Copy out each line containing "Étangs" from the entries below.

▸ Supplied records
## BEGIN
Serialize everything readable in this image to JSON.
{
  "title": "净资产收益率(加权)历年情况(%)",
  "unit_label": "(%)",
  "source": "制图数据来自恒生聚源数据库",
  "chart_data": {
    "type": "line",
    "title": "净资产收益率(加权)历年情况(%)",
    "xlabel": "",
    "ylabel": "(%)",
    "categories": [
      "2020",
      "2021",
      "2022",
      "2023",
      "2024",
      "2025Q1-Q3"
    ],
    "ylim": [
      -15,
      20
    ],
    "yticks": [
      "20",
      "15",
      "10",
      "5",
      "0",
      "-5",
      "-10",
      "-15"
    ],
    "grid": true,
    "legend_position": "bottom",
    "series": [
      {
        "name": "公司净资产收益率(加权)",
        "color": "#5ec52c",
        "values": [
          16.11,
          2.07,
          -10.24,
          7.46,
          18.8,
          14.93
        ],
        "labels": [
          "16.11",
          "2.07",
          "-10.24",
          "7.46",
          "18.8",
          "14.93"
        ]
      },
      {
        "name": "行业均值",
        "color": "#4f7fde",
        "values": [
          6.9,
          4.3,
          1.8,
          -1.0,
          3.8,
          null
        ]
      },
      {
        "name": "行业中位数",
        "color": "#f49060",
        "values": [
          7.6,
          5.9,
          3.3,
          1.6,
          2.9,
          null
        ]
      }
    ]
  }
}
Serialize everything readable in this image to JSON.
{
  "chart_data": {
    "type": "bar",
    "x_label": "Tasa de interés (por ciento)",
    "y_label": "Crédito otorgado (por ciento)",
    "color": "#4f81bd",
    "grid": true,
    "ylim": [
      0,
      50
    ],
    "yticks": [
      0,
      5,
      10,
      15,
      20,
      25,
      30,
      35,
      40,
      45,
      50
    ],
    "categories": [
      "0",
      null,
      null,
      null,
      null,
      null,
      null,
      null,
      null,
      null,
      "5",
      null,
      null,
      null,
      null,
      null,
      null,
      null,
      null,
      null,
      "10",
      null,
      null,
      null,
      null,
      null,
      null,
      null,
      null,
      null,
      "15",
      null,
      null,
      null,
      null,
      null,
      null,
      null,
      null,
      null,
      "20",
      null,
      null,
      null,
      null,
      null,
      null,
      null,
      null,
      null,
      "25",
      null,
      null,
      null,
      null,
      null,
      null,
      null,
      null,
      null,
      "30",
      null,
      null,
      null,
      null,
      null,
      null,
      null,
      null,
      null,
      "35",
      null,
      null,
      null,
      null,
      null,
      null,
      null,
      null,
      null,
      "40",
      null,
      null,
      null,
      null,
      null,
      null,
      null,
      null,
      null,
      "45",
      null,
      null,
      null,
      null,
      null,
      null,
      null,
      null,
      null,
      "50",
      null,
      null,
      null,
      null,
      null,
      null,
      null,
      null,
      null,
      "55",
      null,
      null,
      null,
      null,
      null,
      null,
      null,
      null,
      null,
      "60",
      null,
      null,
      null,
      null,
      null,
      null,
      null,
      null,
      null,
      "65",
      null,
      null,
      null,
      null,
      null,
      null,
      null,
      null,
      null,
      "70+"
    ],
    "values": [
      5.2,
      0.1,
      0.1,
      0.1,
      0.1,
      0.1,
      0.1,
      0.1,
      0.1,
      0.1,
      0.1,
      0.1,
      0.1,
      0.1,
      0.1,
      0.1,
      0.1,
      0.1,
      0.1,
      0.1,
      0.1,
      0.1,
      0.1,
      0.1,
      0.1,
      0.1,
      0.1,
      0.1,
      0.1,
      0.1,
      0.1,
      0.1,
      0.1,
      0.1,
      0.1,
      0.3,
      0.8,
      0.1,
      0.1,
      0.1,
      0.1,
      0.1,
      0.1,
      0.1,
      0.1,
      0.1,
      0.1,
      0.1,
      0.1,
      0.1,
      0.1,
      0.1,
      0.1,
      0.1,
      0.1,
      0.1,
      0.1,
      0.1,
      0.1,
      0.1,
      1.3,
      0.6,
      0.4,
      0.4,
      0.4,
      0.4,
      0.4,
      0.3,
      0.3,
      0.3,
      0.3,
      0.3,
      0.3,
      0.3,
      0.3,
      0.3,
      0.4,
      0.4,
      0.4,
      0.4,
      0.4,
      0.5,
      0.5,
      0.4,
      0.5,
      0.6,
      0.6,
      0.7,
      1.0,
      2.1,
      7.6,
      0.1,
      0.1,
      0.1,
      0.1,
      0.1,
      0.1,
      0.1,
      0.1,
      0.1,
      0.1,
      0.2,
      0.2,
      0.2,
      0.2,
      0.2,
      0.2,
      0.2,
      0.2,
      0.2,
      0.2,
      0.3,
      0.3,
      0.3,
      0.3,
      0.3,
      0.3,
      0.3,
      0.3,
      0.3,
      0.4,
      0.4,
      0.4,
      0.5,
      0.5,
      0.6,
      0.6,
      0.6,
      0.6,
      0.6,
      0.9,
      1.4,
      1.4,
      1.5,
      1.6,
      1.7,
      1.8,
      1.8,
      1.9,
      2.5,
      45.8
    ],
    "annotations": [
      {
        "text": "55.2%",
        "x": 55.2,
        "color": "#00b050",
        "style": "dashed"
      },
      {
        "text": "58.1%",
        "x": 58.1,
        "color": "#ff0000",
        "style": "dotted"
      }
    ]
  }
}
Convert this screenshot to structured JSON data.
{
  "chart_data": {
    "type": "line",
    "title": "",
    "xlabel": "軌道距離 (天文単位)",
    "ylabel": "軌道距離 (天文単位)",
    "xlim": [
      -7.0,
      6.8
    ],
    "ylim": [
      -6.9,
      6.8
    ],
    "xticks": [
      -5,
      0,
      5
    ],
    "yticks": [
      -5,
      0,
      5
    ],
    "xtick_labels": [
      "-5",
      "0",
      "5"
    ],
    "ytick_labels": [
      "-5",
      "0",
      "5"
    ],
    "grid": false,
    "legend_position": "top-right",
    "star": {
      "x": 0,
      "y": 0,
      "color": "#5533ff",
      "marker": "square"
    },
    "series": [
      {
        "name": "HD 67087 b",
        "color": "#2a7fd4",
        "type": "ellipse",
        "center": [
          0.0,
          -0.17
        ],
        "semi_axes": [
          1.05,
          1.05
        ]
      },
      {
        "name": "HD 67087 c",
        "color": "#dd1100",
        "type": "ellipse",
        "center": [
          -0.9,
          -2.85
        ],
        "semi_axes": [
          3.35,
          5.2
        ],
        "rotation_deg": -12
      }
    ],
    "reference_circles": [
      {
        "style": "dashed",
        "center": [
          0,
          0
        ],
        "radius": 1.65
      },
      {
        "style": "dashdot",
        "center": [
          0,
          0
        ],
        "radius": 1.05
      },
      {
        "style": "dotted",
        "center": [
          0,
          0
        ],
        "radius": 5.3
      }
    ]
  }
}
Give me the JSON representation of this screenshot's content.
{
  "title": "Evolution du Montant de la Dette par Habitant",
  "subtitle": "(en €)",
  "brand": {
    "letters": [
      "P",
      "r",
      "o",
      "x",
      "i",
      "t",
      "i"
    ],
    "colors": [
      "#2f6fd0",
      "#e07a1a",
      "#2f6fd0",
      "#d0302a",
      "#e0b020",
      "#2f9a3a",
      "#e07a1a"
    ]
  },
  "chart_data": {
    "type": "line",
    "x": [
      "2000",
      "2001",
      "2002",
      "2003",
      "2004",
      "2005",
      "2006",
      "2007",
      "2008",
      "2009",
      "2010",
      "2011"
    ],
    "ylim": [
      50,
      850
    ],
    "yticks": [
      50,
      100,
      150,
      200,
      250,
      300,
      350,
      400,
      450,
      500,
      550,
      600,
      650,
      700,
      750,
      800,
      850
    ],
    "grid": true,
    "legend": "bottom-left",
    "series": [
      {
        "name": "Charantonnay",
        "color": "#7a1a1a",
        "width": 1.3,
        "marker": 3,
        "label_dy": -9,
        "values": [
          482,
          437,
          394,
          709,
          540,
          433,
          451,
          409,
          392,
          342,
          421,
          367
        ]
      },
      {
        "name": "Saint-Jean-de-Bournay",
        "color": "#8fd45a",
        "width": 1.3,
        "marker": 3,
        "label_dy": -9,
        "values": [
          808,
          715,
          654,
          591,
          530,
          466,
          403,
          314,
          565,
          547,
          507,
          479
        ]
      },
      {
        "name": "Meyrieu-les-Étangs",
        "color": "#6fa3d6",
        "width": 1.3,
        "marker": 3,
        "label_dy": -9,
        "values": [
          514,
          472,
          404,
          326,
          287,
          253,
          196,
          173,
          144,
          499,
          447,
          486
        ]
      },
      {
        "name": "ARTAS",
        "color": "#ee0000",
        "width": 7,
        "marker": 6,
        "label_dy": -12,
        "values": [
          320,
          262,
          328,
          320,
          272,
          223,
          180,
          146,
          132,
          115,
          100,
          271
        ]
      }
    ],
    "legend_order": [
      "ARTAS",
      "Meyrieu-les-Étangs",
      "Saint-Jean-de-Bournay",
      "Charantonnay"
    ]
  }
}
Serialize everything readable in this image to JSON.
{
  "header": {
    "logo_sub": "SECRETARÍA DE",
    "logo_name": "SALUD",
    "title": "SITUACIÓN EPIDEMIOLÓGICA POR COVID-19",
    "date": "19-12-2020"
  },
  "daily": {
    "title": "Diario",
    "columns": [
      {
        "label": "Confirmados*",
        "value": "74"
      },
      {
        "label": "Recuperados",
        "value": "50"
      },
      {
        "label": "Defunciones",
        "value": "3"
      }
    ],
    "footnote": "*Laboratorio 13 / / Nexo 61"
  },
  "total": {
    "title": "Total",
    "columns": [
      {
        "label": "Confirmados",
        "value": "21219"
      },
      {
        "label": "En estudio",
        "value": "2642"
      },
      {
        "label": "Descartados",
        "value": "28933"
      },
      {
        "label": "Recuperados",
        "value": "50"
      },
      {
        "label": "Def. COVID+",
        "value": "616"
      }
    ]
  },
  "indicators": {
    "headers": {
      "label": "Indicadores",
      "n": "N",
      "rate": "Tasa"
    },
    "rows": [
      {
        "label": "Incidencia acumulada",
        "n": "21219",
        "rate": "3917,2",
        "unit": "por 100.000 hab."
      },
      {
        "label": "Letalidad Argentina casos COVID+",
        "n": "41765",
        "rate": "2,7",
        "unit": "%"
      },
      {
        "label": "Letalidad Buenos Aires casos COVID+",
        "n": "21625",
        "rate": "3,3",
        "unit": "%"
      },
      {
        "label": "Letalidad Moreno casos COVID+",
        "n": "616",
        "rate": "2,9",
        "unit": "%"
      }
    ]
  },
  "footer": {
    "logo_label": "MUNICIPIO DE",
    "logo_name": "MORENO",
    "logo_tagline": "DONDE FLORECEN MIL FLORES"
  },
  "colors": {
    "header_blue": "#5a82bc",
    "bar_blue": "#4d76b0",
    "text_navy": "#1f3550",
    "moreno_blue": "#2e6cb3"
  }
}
## END
▸ Finished exercise
        "name": "Meyrieu-les-Étangs",
      "Meyrieu-les-Étangs",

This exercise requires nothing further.